Extracto del texto
○ ○ ○ ○ ○ ○ ○

Alejandro Duque Amusco
A la ilusión final
Renacimiento, Sevilla, 2008
Una década tardó Alejandro Duque Amusco en publicar poemas después de Donde rompe la noche, de 1994, con el que ganó el premio Loewe en su vii edición. Hizo su reaparición con dos plaquettes: Briznas, que recogía, precisamente, un conjunto de haikus desgajados «accidentalmente» del libro premiado, y En el olvido del mundo, breve muestra donde se adelantaban tres de los poemas del presente libro.
Tampoco A la ilusión final ha venido solo, pues lo acompaña una antología, la primera, que, bajo el título de Lírica solar, supone una buena ocasión para repasar los poemas que el autor considera significativos dentro de su obra y comprobar que el nuevo libro es una gozosa continuación de un mundo y de una forma de expresarlo que se revelaron muy personales desde sus libros más tempranos.
Con la palabra luz como talismán, la poesía de Alejandro Duque se ha interrogado, dentro de una vaga y contenida veta neorromántica, por los enigmas del hombre, acompañando esas preguntas con la afirmativa presencia de la naturaleza y el asombro ante la belleza del mundo.

○ ○ ○ ○ ○ ○ ○

Filas almacenadas
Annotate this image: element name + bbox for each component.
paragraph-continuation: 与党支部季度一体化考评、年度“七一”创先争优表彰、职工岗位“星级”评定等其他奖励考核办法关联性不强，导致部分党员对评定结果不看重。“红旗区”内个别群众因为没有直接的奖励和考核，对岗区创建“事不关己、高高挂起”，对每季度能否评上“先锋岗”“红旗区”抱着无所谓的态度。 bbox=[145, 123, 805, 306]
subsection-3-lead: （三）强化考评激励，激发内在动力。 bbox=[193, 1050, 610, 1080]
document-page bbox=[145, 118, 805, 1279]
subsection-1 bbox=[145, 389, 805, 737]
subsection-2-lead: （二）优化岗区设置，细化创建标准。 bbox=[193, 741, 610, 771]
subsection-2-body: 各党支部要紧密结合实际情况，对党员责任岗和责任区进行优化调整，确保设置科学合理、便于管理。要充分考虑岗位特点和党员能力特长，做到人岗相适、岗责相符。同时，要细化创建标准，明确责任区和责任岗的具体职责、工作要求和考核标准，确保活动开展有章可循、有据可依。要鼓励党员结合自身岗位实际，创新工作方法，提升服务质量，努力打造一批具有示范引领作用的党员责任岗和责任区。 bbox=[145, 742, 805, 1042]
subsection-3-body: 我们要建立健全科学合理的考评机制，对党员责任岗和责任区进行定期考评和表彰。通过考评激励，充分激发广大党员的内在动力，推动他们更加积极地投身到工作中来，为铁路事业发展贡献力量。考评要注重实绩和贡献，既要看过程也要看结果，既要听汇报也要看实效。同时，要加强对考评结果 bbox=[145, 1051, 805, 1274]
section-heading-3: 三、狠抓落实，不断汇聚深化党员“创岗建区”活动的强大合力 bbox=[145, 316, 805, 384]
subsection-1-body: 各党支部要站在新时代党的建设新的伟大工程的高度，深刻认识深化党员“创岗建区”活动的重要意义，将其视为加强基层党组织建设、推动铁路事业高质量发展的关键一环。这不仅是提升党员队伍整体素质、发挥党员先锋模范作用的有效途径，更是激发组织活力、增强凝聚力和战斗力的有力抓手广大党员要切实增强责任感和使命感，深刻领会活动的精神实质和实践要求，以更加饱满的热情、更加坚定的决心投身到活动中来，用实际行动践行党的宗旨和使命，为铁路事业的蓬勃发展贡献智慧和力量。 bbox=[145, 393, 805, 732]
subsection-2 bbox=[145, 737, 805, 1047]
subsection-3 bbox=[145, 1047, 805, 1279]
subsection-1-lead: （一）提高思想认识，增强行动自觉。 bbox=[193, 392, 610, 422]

○ ○ ○ ○ ○ ○ ○

Qué harás
(a) Según el extracto, ¿con qué libro ganó Alejandro Duque Amusco el premio Loewe?
(b) Explica, según el extracto, por qué la antología Lírica solar supone una buena ocasión para el lector.
(c) Enumera todos los títulos de obras de Alejandro Duque Amusco que se mencionan en el extracto.

Respuestas del ejercicio
(a) Con Donde rompe la noche, de 1994.

(b) Permite repasar los poemas que el autor considera significativos dentro de su obra. También permite comprobar que el nuevo libro continúa un mundo y una forma de expresarlo que se revelaron muy personales desde sus primeros libros.

(c) A la ilusión final, Donde rompe la noche, Briznas, En el olvido del mundo y Lírica solar.